Written exercise: Among the lines listed below, count those that include the string "Seleccionaste", and state only the count.

Input data:
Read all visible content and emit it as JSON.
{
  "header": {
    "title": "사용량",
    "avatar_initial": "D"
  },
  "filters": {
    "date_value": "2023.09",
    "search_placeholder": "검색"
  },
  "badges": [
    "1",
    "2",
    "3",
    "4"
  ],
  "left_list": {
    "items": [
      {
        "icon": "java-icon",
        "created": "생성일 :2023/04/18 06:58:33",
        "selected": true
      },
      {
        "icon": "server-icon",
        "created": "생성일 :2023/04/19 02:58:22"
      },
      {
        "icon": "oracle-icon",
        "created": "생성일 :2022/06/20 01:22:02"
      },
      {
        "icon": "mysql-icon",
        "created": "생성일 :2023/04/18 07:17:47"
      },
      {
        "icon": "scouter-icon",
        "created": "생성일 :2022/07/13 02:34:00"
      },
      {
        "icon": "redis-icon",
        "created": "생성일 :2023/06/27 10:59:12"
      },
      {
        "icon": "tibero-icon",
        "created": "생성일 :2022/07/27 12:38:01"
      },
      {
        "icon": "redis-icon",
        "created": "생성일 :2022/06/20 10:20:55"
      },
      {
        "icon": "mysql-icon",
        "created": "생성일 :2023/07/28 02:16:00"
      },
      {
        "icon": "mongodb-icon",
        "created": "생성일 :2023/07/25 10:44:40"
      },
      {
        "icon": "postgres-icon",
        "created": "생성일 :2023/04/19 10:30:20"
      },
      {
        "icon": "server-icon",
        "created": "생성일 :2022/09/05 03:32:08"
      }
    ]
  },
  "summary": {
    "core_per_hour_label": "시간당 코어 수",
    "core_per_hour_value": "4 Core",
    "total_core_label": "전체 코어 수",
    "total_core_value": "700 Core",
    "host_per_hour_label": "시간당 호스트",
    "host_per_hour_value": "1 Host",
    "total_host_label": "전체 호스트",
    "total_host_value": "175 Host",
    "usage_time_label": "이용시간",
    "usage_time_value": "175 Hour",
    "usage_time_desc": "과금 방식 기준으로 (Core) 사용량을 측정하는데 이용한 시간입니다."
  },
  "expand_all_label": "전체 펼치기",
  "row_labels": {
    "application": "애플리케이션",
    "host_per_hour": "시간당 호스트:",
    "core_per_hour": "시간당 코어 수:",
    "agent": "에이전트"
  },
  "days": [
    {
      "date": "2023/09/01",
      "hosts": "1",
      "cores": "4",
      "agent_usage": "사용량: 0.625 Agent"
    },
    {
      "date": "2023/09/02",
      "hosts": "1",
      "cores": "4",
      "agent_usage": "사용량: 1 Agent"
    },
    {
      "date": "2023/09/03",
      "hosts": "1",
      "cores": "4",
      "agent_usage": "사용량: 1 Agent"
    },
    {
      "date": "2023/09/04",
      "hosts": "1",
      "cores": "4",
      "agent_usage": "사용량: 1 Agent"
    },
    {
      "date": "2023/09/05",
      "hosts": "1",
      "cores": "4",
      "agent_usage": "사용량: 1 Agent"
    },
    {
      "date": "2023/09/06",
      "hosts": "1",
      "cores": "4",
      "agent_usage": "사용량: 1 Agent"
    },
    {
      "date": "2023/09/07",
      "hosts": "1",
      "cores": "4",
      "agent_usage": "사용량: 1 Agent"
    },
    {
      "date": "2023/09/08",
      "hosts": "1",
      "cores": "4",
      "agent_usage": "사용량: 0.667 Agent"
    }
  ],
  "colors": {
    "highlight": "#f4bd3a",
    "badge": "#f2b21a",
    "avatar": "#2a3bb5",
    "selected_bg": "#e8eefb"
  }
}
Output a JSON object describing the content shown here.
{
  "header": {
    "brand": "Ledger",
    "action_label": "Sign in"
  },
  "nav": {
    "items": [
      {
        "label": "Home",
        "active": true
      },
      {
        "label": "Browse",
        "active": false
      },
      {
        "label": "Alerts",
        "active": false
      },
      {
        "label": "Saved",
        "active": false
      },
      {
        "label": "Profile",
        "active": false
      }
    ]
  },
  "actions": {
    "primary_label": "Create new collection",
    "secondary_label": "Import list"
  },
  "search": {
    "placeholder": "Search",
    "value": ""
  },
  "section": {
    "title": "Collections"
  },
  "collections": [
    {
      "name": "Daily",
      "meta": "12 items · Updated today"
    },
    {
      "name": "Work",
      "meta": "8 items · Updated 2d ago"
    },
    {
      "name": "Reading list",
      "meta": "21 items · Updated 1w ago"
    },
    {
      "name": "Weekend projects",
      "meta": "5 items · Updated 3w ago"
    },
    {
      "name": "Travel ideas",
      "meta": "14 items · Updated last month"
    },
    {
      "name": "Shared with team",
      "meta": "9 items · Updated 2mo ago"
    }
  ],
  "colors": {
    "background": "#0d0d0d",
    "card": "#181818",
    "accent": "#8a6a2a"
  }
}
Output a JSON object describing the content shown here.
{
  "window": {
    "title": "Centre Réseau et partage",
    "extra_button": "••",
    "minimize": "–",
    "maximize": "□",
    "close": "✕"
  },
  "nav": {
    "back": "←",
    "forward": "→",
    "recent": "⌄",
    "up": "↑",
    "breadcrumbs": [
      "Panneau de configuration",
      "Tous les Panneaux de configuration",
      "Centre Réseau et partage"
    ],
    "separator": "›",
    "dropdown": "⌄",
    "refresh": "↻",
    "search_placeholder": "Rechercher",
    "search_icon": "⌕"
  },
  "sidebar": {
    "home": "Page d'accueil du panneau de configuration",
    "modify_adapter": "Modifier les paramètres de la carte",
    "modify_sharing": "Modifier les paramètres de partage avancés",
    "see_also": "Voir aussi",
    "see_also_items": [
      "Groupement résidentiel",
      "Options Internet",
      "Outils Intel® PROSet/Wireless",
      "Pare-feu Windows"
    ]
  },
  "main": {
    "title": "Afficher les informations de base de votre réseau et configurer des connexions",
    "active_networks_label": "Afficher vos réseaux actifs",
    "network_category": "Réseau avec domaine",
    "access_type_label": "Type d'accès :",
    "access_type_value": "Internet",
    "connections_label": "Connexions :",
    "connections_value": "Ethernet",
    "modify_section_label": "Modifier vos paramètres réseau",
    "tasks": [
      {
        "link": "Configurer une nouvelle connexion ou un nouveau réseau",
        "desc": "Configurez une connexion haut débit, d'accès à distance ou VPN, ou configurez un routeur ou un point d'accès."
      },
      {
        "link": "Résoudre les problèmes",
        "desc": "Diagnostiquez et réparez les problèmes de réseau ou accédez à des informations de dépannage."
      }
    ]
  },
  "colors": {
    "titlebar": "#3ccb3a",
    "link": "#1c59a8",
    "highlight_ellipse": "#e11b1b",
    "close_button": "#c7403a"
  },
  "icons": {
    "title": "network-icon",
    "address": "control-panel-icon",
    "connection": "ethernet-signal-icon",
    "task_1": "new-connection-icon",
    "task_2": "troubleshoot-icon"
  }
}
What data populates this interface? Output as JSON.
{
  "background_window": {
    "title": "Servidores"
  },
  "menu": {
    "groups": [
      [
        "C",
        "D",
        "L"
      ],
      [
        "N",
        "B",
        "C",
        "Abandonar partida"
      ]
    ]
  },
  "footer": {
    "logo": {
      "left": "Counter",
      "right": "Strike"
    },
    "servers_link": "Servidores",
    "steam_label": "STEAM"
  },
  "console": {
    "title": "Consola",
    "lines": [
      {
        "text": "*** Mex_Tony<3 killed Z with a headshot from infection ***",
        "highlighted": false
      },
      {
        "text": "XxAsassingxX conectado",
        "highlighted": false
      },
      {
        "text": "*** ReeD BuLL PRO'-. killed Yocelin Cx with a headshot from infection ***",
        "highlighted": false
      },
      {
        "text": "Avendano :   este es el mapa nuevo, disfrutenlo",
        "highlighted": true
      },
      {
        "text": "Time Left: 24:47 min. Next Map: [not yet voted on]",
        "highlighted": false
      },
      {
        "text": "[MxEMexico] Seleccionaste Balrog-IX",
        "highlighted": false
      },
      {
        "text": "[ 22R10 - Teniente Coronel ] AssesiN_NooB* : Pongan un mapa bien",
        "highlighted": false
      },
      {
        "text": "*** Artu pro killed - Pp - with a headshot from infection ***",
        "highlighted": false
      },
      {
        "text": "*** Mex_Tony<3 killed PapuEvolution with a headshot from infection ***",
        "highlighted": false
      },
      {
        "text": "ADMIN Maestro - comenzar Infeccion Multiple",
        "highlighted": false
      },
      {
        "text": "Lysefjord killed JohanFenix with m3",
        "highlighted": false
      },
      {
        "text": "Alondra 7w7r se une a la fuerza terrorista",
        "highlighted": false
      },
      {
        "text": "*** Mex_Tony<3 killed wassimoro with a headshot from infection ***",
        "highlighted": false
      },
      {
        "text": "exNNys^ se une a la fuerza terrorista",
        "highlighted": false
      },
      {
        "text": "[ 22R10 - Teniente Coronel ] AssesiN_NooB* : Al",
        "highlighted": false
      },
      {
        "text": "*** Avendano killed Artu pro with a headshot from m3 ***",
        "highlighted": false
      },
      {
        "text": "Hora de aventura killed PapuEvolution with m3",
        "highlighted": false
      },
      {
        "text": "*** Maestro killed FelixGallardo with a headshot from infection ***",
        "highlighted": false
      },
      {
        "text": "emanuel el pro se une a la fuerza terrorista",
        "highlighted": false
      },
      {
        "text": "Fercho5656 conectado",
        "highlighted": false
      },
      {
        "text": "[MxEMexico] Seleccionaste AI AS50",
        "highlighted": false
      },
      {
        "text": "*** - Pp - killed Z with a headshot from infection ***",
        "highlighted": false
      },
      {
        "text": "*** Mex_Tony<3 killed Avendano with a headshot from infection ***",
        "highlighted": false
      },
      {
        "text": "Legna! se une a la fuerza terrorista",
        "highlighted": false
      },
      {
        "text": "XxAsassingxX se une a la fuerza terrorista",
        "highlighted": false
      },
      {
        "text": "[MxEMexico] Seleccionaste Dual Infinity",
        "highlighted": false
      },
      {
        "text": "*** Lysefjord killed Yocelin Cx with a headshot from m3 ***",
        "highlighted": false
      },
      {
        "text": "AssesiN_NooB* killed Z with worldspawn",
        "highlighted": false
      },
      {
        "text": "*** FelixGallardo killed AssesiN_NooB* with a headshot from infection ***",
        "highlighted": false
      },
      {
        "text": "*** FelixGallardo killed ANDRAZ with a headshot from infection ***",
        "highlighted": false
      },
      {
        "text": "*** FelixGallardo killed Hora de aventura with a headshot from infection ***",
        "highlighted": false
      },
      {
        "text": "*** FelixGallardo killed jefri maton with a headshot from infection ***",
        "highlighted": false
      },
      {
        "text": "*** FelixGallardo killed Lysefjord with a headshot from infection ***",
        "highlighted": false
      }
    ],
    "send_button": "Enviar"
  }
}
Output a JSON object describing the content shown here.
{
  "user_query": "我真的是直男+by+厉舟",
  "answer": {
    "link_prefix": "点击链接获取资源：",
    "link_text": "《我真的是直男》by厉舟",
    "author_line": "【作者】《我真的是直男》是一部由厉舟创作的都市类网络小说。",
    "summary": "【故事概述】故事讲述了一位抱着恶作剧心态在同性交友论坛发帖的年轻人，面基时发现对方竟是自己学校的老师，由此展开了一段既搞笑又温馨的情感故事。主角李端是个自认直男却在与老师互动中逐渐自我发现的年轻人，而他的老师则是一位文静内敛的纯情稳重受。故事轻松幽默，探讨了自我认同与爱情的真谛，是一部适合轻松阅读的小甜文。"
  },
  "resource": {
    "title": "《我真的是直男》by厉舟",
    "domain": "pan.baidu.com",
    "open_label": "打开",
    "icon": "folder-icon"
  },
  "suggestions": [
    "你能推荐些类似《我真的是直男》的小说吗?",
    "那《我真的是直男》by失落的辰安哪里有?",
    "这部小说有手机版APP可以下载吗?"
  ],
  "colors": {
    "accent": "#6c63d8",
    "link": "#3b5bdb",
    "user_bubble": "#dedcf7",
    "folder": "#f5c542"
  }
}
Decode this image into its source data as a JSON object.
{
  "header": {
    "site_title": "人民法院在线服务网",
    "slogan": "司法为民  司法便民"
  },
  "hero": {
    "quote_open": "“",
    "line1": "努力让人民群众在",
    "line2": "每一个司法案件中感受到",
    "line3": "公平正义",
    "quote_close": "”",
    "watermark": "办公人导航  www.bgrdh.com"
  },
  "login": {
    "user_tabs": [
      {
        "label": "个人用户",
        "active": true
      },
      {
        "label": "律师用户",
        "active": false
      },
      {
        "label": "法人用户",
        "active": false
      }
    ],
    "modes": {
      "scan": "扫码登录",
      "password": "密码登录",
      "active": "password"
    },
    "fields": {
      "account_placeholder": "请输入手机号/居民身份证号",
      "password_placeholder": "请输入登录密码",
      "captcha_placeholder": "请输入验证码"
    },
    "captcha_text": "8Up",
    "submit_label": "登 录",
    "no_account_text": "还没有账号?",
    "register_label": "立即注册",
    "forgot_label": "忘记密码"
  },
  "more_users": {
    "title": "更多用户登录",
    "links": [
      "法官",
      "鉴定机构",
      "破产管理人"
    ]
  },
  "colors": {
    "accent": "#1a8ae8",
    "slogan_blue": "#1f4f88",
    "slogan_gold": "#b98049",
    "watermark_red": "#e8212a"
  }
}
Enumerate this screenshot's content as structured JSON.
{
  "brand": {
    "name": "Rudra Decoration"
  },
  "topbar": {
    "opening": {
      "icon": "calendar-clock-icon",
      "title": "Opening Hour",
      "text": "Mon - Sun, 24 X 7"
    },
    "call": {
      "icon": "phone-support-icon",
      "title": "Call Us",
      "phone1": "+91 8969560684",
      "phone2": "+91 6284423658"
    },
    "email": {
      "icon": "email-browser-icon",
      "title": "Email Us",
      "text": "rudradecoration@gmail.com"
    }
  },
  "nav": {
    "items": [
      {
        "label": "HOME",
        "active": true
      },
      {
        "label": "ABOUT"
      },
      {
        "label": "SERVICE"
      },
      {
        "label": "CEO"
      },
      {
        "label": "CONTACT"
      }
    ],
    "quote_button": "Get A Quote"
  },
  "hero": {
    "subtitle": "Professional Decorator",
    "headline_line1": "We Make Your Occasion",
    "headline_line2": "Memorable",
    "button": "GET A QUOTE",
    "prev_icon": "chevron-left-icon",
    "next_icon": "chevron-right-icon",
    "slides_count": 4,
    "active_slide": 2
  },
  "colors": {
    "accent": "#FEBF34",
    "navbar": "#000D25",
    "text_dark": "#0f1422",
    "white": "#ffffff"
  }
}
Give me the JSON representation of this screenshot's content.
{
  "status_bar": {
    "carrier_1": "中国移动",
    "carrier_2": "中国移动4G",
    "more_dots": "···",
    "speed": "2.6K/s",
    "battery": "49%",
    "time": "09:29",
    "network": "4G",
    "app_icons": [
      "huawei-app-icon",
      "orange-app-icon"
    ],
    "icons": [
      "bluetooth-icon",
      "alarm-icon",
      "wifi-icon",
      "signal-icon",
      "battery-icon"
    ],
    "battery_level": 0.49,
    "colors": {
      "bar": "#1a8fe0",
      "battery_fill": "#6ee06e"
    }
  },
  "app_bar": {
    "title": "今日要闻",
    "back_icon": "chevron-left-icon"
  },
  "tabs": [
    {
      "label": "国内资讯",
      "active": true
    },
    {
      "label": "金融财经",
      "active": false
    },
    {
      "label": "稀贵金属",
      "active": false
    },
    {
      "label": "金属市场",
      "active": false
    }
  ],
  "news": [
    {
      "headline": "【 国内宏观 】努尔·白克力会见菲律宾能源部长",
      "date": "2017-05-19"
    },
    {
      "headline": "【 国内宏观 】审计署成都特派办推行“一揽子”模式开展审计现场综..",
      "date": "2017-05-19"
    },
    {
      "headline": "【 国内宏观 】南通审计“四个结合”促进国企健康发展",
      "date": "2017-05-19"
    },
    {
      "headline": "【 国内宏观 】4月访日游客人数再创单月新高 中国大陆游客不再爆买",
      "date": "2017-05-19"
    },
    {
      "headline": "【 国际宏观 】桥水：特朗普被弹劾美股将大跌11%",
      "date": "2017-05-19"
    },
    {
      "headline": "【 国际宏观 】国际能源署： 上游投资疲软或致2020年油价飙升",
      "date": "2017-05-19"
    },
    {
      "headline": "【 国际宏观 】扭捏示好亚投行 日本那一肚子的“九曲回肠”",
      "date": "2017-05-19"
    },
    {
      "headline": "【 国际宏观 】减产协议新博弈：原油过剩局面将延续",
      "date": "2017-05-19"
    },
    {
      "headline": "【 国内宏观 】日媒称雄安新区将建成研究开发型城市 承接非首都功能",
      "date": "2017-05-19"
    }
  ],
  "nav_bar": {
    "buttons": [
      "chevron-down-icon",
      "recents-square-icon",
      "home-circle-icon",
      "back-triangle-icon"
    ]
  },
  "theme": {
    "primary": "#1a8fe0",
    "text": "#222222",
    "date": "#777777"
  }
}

Answer: 3